**Exercise:**
Each line that includes the string "zwischen" counts once; give the total and nothing else.

**Provided entries:**
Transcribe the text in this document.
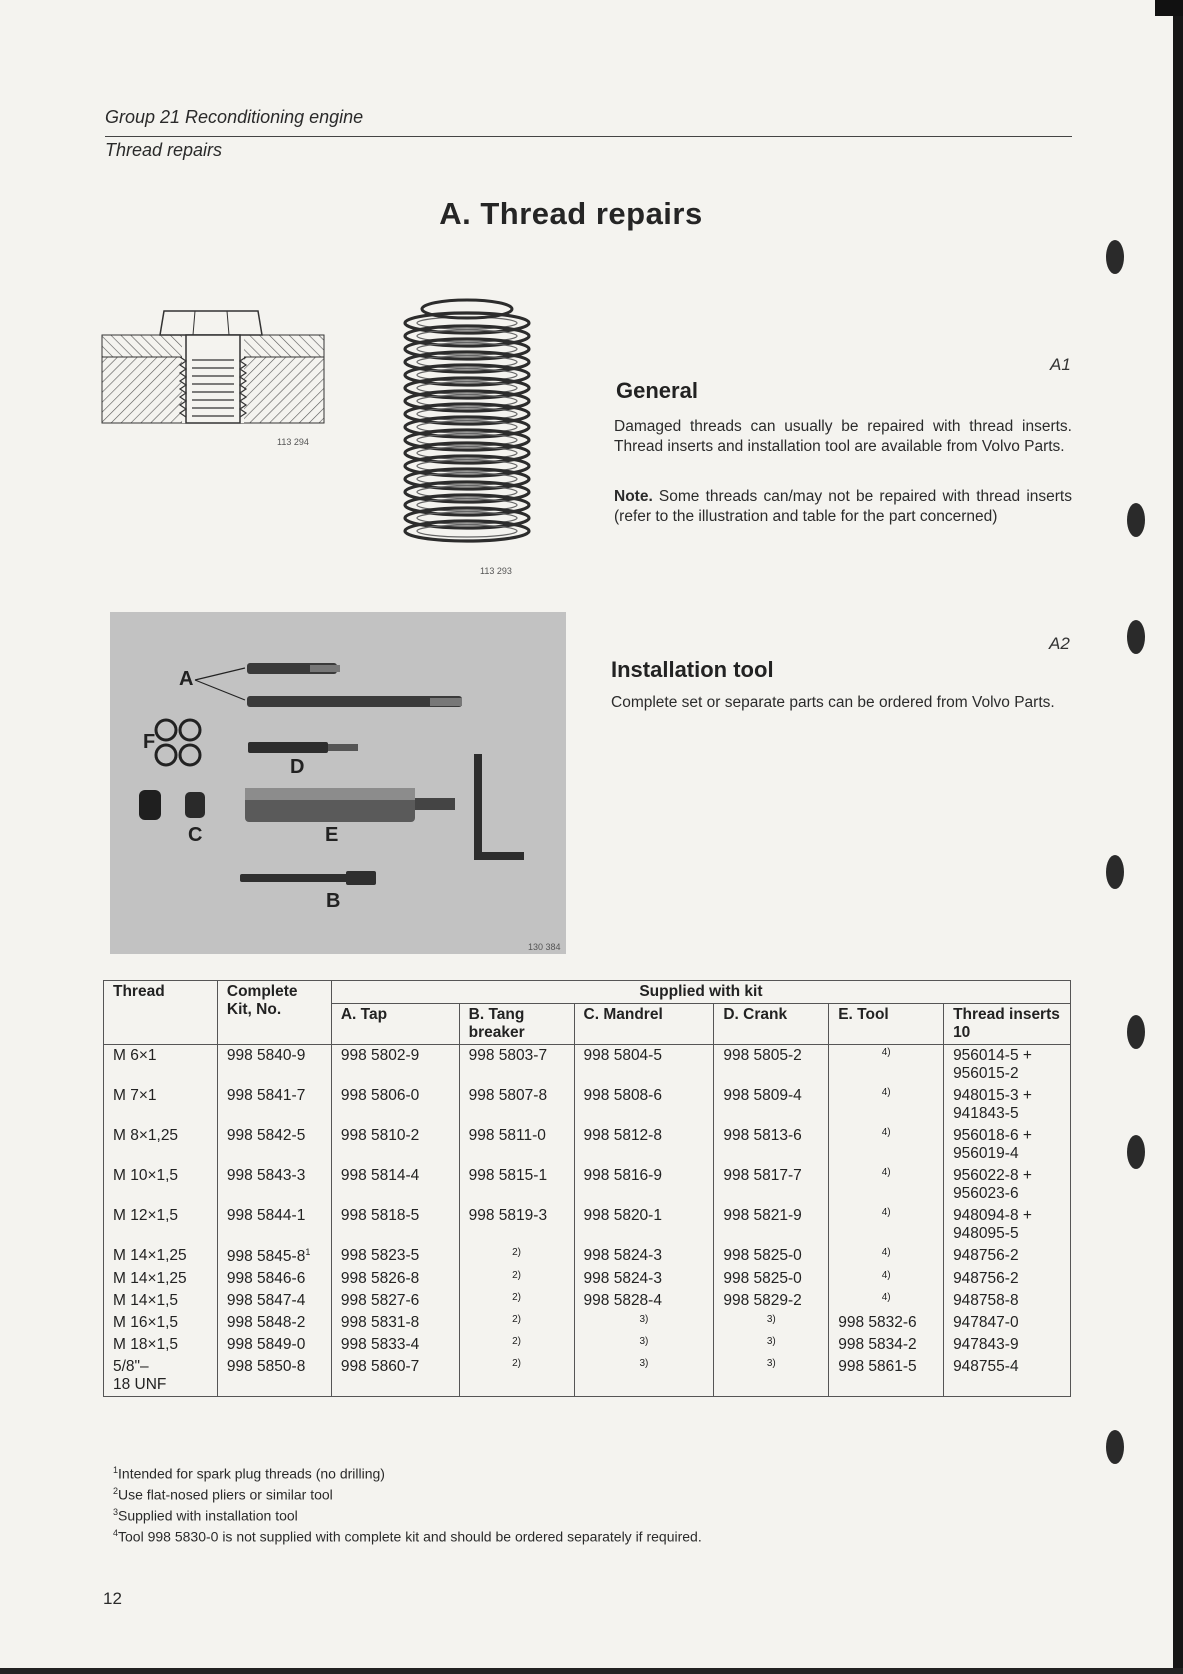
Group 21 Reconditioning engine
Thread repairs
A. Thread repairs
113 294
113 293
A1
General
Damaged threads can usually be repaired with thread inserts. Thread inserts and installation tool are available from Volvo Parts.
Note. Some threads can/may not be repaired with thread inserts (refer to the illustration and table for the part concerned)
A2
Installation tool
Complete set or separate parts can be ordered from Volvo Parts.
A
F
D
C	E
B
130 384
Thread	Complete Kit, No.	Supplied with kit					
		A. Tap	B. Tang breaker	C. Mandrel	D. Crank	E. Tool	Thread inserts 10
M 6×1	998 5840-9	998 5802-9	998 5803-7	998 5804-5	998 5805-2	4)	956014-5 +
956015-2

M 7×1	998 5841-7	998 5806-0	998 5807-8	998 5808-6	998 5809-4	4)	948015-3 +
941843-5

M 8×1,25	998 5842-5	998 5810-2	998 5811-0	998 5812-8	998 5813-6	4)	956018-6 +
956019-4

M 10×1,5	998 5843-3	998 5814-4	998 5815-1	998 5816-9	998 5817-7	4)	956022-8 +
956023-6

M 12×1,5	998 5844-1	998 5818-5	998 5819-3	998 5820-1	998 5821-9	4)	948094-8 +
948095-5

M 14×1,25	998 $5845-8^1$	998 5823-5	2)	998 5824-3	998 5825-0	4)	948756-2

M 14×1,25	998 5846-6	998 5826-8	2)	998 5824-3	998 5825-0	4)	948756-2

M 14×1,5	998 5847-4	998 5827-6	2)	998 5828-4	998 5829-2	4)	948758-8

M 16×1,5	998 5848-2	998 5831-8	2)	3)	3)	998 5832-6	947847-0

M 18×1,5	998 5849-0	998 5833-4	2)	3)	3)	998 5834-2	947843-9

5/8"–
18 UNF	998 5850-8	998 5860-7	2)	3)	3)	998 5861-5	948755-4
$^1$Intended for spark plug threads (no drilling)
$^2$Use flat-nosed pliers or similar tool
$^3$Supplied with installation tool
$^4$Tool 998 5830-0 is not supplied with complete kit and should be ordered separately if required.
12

...

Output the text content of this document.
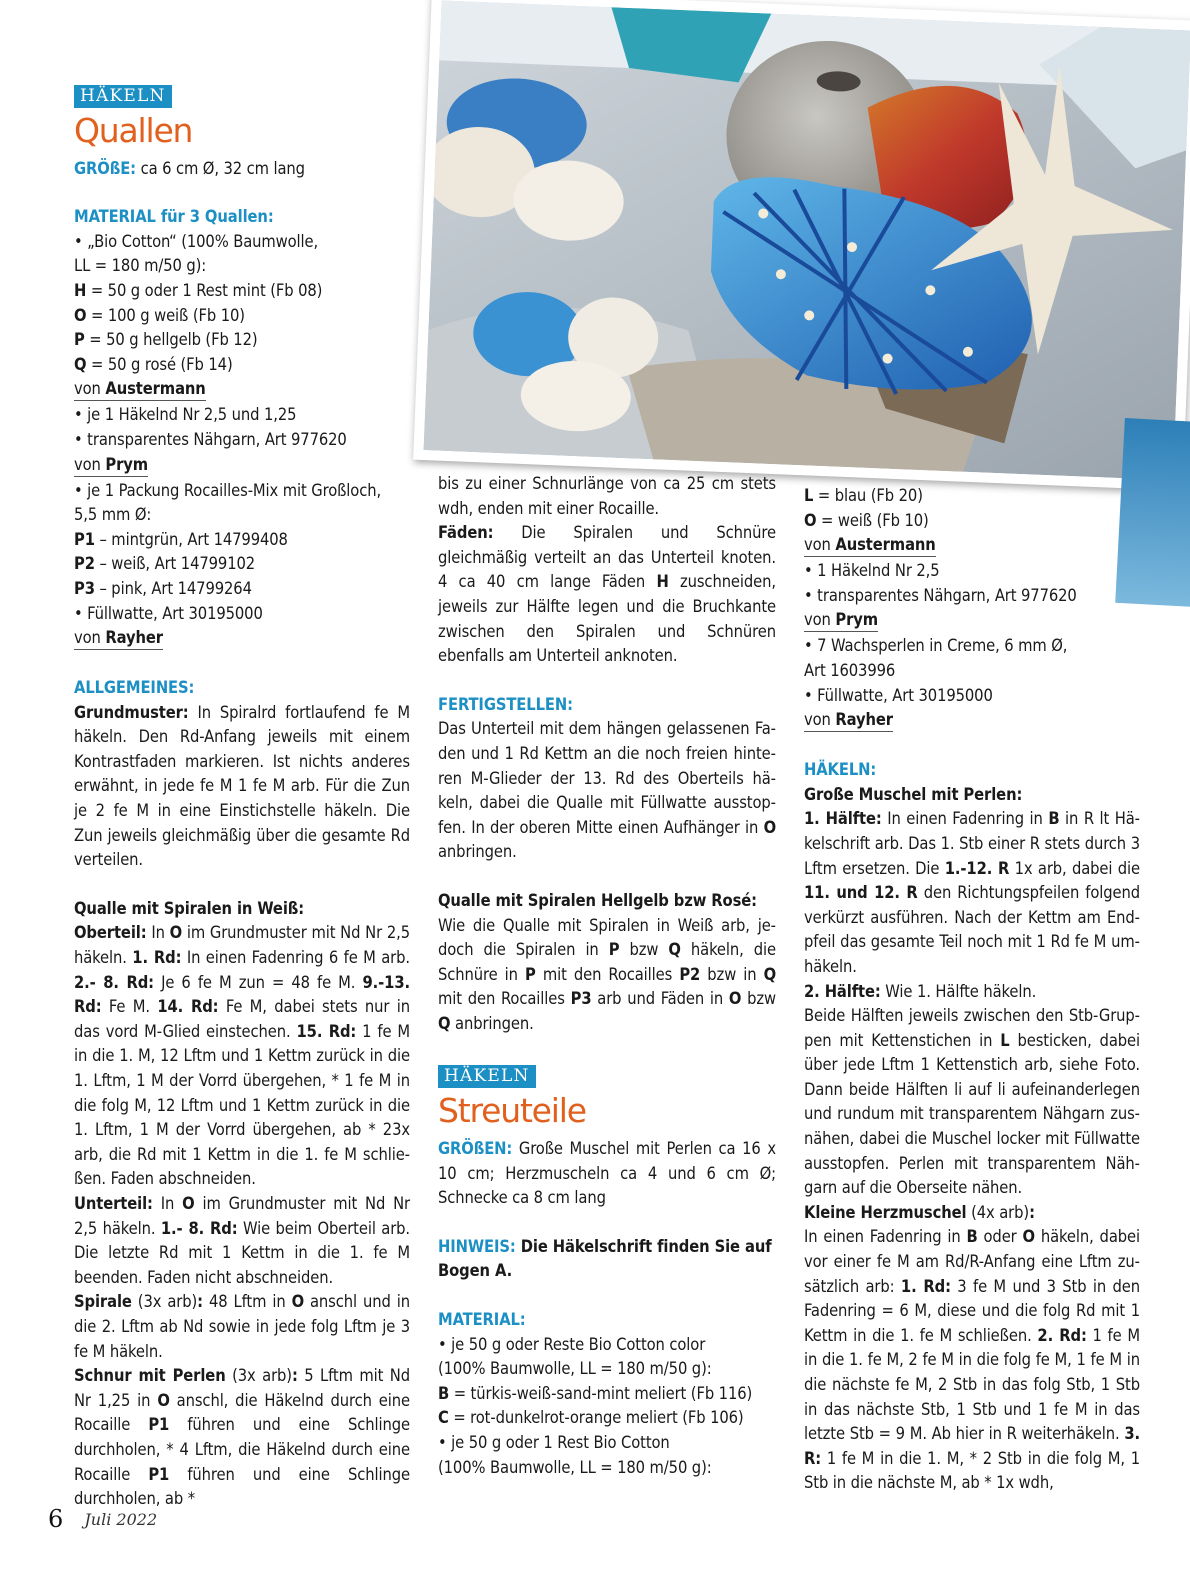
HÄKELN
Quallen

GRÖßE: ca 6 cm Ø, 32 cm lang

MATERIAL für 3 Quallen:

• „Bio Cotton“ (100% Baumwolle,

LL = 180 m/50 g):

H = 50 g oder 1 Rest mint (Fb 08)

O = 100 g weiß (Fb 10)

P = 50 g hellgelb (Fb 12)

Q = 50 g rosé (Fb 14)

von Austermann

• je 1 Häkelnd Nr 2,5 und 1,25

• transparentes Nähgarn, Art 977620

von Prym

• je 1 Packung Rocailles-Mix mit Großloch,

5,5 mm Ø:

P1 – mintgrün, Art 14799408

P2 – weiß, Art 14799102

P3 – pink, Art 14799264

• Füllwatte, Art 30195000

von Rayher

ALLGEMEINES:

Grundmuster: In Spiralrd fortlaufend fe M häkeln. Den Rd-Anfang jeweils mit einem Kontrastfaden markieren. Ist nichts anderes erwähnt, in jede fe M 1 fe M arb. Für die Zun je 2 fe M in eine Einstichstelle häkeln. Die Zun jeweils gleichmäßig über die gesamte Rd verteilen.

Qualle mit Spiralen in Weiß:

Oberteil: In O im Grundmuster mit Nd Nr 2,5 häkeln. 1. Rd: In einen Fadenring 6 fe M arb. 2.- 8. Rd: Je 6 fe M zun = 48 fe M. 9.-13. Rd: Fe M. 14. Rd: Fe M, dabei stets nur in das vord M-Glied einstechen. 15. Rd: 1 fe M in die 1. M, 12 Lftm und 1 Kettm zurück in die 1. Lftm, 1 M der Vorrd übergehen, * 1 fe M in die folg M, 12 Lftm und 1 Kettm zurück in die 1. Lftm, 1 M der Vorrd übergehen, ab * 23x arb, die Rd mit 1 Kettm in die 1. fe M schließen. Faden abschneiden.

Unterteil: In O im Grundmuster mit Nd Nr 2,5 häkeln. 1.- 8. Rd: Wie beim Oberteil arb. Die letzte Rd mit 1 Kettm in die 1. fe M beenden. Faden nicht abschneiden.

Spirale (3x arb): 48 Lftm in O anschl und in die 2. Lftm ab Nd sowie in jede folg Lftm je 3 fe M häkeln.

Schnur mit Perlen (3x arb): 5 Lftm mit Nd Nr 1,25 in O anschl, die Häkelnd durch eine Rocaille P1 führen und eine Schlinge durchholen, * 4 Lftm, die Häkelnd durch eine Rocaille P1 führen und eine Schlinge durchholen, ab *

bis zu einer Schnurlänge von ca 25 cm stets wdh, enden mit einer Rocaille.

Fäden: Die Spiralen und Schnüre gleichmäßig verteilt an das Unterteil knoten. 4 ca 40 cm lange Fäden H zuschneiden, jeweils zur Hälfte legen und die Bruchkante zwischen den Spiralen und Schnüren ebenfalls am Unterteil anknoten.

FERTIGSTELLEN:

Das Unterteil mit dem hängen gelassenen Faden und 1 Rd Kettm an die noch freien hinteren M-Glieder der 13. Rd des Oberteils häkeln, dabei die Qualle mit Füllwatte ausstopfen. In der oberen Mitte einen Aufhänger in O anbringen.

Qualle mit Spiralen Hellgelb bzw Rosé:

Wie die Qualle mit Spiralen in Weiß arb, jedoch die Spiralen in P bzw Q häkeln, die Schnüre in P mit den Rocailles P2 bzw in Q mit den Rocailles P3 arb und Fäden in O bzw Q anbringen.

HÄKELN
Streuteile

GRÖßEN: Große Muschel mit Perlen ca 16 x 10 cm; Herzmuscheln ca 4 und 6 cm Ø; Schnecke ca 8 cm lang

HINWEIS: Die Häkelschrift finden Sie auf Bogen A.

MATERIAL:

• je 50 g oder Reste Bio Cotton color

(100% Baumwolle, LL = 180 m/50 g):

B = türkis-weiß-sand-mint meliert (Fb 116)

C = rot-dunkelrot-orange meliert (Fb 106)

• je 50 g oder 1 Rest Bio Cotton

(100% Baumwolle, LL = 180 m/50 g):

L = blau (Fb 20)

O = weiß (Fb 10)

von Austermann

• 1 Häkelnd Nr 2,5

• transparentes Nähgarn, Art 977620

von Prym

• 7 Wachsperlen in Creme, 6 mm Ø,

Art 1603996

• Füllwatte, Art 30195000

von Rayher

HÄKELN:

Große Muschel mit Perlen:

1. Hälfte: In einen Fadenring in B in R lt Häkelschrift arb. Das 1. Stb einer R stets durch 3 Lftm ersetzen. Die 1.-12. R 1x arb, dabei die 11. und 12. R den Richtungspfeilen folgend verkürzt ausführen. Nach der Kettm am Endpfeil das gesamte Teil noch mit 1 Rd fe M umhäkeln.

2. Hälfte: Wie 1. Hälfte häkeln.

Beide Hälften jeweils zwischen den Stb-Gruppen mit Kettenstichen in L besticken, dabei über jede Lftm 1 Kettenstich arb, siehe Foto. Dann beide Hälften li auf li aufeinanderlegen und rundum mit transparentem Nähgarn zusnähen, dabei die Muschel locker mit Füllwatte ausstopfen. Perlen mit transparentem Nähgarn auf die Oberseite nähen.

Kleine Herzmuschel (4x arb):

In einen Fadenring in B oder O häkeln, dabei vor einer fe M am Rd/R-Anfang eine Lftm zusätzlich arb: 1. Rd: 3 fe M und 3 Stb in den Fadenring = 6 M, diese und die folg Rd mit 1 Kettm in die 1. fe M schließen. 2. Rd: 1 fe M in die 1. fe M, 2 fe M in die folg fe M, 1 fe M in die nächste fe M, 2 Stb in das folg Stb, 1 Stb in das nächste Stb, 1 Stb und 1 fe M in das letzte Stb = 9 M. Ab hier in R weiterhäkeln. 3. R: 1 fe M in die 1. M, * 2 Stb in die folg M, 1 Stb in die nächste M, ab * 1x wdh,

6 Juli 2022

**Answer to this problem:**
2